TO DO: State how many lines in the listing below include the word "URLs", and add nothing besides the number.

Stored data:
==*==
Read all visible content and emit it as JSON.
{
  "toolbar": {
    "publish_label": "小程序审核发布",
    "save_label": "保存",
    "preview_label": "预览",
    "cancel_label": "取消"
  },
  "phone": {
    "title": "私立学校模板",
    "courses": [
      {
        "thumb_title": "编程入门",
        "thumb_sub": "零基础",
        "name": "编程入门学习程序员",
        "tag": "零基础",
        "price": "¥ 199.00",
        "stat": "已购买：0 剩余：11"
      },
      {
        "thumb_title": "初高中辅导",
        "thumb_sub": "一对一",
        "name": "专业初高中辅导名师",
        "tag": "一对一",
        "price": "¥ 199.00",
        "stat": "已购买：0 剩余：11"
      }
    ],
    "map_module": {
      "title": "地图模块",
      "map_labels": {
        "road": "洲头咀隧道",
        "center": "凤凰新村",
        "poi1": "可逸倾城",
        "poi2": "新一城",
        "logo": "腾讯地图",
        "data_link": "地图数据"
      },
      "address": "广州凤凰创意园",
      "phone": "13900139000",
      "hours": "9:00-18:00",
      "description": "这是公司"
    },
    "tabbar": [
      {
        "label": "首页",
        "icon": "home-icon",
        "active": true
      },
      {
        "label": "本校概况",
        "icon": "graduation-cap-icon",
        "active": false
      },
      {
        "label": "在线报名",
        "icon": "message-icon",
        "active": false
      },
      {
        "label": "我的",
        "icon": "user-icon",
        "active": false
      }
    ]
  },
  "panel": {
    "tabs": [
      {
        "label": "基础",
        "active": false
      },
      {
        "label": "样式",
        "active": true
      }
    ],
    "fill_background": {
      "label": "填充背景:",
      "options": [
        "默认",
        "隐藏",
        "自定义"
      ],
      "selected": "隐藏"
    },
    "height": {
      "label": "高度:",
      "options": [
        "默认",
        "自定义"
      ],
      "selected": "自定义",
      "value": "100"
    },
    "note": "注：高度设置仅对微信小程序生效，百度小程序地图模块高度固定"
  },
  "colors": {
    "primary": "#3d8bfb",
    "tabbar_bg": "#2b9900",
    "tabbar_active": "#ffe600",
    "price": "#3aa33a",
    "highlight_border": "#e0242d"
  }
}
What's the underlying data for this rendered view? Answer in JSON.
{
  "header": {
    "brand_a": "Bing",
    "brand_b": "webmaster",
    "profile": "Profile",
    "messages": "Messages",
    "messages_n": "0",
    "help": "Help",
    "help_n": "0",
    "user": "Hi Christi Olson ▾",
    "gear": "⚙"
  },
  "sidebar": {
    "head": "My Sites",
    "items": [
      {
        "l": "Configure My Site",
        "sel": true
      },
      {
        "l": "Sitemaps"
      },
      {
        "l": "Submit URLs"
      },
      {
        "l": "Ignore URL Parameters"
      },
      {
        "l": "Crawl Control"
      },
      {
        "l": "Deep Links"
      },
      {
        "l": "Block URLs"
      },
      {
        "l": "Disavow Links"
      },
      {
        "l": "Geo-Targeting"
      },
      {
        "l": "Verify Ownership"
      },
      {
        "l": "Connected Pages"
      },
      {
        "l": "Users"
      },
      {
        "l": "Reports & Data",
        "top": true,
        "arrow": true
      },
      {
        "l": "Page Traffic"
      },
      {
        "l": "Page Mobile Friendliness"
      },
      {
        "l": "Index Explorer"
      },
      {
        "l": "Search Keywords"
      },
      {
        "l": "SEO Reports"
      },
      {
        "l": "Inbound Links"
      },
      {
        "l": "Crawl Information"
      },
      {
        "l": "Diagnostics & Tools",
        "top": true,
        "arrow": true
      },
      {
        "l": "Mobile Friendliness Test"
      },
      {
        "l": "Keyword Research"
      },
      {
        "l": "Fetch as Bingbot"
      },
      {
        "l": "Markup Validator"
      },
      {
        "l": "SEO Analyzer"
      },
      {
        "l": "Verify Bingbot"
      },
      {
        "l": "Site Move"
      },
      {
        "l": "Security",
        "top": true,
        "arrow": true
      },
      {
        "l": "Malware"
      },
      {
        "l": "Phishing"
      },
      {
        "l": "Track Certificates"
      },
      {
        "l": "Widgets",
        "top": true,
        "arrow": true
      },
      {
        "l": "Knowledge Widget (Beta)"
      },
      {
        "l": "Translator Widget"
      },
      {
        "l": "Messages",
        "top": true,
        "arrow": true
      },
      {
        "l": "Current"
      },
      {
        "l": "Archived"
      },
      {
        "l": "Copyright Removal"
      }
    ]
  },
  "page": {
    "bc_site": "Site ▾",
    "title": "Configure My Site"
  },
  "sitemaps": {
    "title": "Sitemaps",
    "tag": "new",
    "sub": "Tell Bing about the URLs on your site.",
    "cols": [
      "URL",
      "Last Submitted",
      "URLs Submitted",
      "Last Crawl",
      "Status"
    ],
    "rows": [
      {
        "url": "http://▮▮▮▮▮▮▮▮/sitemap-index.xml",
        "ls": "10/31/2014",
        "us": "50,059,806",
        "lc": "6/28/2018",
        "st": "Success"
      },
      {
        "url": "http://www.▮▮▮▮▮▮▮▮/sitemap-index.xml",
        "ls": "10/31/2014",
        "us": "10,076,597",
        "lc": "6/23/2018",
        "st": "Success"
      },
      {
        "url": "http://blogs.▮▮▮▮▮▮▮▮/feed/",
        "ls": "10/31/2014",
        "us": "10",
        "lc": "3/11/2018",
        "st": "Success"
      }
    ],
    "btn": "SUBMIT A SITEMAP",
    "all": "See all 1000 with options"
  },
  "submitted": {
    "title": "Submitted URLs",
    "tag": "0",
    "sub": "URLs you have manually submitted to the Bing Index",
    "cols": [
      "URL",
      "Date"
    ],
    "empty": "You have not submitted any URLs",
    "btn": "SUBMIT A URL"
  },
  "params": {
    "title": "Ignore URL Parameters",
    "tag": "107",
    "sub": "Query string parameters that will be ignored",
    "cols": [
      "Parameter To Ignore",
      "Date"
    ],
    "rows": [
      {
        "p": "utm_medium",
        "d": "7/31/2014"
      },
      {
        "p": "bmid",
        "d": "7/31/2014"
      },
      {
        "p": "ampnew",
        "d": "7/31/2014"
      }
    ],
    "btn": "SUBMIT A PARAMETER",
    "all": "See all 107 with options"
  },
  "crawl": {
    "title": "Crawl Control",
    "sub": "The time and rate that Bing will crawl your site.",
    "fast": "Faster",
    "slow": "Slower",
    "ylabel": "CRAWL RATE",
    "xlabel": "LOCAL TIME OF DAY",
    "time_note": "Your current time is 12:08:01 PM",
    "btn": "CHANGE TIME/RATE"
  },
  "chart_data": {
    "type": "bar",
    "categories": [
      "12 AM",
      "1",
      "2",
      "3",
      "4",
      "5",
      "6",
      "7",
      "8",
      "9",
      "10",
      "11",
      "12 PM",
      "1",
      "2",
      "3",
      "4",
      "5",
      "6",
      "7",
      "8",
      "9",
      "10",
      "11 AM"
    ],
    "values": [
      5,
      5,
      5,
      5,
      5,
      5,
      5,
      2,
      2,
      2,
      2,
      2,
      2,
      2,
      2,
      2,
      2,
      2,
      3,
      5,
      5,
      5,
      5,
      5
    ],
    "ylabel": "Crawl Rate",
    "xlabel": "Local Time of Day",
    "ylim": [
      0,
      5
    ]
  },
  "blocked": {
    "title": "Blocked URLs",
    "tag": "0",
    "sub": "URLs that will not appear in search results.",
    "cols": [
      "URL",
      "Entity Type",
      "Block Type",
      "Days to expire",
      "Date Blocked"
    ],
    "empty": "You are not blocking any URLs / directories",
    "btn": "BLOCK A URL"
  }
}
==*==
FULL OUTPUT: 10